• **Aim of the task**
For the listing underneath, give the count of lines containing the string "xlabel" and nothing further.

• • • •

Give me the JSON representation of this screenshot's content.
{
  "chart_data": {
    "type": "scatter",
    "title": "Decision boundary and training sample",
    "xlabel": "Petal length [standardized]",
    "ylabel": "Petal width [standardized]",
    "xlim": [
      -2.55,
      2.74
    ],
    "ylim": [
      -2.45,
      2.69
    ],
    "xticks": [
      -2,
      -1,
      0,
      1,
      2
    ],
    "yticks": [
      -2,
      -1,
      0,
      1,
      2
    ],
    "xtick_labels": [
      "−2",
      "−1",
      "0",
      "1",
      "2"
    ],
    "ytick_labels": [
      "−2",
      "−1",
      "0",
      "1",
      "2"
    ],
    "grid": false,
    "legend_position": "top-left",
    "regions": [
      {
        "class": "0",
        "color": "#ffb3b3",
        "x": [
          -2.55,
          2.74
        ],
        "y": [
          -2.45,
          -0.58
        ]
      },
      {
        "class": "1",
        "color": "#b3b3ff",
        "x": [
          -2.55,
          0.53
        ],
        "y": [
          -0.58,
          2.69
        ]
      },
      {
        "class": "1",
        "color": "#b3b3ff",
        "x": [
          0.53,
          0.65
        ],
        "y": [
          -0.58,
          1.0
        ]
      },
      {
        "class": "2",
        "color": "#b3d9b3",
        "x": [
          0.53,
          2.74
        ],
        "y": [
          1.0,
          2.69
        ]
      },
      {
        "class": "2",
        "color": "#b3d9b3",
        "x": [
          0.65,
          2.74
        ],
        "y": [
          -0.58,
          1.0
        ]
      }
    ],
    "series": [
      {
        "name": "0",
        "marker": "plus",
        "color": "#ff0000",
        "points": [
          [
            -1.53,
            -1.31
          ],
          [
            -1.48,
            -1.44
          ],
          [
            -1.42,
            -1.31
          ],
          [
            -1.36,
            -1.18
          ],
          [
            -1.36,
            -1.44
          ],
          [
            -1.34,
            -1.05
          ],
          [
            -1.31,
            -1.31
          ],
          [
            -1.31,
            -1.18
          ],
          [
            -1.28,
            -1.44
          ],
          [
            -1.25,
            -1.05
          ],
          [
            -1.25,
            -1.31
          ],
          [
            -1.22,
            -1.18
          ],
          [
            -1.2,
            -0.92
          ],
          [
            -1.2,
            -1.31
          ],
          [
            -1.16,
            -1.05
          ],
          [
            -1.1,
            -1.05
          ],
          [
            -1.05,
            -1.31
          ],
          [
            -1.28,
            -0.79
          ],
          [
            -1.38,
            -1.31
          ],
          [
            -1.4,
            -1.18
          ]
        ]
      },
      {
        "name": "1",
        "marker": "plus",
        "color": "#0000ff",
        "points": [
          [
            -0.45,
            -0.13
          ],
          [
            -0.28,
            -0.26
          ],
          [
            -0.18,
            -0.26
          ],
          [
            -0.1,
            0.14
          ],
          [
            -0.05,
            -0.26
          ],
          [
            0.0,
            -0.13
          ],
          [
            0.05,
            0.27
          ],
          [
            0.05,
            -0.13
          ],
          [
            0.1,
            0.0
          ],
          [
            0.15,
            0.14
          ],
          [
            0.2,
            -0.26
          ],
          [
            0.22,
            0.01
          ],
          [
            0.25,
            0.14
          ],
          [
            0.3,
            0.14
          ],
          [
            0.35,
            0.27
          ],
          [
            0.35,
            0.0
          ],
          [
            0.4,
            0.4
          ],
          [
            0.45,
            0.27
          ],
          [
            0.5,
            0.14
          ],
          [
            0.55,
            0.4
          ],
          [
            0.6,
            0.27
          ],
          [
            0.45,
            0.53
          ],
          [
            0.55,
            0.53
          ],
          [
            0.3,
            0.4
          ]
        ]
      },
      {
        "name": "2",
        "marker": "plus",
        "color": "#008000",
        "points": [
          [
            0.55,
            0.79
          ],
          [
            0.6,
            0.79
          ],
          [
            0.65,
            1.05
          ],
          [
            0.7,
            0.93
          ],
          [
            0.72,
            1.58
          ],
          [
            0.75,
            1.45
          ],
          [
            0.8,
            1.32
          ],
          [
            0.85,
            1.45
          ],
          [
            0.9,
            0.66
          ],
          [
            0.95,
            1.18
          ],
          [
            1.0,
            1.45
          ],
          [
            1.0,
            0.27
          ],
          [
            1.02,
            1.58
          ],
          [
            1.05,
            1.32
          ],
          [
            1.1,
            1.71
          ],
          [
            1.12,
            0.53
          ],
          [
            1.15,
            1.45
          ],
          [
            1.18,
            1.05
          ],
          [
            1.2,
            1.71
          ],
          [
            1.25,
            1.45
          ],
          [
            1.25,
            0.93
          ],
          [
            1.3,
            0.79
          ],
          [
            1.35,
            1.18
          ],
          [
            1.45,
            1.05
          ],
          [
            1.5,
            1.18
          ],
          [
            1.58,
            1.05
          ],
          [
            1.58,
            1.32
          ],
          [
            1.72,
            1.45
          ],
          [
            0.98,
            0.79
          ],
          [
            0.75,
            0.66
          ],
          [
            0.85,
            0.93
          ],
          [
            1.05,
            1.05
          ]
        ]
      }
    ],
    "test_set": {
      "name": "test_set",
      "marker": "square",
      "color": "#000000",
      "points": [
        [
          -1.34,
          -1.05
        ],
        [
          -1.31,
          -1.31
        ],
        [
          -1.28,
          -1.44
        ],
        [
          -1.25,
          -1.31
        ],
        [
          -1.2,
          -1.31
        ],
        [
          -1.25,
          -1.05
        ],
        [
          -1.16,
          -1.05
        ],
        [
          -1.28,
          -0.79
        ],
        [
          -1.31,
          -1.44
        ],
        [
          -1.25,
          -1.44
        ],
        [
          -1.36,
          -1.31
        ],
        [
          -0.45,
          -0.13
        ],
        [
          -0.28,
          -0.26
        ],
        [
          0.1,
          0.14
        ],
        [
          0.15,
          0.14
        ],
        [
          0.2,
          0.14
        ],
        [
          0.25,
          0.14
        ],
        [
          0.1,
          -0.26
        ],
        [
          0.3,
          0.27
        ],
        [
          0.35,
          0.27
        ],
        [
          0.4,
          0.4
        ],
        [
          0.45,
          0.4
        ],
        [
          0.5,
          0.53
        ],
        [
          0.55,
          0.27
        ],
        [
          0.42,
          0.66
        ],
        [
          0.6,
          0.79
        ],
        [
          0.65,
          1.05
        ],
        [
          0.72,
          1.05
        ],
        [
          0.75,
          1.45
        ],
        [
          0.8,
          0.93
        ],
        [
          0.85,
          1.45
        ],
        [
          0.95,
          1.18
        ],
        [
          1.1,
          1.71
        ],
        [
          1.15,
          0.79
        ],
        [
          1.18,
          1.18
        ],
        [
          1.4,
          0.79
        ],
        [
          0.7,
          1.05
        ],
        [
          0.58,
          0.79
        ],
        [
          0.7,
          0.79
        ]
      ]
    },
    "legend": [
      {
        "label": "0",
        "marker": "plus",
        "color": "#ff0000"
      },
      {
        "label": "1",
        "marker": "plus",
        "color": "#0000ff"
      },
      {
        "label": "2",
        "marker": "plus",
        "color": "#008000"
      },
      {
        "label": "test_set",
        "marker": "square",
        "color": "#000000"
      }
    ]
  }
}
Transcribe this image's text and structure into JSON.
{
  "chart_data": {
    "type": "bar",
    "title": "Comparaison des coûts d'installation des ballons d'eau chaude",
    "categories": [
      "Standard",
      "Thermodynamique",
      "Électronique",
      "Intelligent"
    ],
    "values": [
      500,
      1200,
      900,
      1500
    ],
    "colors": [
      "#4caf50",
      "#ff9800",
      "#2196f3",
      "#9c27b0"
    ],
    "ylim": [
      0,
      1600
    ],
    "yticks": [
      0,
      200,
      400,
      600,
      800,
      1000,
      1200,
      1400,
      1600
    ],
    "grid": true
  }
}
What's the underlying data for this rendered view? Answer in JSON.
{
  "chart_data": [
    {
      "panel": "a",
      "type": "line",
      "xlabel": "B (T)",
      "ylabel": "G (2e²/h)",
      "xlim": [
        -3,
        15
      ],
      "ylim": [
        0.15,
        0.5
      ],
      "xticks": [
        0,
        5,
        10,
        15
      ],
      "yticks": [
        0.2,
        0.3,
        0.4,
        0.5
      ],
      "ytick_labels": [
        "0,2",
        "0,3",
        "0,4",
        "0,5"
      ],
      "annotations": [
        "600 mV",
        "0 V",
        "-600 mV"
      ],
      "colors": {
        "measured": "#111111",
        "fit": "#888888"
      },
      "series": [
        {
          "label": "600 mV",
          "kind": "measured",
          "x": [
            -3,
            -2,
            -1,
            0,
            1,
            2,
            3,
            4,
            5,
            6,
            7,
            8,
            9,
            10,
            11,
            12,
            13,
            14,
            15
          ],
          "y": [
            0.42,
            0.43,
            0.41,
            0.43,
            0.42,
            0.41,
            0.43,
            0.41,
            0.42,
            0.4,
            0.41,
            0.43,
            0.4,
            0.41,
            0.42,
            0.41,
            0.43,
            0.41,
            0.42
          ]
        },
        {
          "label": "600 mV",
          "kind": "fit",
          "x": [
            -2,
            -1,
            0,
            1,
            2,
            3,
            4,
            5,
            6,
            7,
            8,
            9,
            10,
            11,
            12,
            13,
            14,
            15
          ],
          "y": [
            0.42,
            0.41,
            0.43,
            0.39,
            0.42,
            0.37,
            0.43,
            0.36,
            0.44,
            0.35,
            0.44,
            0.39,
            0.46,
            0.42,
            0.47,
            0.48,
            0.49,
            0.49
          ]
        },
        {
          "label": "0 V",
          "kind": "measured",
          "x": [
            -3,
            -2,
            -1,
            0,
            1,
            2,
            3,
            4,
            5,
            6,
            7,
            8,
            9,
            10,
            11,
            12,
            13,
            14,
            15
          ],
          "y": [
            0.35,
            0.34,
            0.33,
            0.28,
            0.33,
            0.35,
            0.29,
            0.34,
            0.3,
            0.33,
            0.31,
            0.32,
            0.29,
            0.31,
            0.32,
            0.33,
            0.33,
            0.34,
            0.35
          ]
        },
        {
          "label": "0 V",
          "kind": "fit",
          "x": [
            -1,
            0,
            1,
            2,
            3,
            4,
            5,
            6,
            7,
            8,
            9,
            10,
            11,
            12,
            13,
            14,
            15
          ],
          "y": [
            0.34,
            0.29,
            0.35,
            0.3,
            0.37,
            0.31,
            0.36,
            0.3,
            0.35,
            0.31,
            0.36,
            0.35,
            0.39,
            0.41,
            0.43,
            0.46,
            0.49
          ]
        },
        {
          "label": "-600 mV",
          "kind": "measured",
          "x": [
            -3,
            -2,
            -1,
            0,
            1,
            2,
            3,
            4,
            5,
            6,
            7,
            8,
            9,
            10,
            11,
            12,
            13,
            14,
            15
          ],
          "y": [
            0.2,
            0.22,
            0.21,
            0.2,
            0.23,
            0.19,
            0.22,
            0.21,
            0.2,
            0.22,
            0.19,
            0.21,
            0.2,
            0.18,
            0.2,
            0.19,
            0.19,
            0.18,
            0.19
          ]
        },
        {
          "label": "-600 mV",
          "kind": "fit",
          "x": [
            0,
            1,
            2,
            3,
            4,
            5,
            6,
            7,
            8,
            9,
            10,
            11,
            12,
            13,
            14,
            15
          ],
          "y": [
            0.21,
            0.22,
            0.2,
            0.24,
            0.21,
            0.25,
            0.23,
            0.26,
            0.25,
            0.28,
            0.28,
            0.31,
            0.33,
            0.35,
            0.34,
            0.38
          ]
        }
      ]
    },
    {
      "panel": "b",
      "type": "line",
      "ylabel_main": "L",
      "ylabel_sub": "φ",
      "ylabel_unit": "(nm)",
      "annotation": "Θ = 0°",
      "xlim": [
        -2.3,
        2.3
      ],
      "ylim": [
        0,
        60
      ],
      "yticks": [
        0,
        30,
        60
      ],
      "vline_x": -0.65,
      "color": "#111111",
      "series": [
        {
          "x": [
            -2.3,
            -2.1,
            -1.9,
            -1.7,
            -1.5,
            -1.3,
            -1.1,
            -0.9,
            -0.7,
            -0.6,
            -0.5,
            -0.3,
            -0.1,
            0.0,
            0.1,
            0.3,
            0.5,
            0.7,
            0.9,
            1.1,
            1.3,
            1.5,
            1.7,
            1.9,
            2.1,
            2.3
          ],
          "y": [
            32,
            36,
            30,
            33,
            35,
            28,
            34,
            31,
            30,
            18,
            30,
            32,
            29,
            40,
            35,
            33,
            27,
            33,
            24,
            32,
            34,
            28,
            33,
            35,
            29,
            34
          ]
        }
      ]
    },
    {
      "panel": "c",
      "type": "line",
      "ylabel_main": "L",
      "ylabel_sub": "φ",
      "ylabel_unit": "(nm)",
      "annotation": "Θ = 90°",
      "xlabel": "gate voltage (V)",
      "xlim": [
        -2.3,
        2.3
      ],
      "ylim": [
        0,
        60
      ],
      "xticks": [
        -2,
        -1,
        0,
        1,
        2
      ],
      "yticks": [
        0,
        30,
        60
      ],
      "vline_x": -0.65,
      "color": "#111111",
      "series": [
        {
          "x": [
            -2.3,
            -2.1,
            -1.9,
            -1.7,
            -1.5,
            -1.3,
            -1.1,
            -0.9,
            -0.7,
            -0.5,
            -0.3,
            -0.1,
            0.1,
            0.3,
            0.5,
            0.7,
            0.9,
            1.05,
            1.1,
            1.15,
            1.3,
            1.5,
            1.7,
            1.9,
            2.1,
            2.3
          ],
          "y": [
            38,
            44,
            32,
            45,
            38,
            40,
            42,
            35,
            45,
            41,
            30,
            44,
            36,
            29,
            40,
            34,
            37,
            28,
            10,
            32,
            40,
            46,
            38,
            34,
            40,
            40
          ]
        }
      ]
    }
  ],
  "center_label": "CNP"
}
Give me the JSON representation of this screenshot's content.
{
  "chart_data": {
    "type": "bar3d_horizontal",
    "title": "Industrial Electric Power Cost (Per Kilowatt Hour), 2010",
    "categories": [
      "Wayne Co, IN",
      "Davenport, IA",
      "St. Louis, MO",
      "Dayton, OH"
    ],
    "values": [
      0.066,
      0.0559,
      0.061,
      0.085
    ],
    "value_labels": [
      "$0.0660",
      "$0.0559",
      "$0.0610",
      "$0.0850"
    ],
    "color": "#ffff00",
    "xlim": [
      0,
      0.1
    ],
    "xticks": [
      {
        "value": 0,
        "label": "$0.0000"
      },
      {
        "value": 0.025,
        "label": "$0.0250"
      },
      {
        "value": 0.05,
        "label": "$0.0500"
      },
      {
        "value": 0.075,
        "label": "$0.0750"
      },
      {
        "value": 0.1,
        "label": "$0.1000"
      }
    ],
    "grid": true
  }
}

• • • •

• **Task answer**
3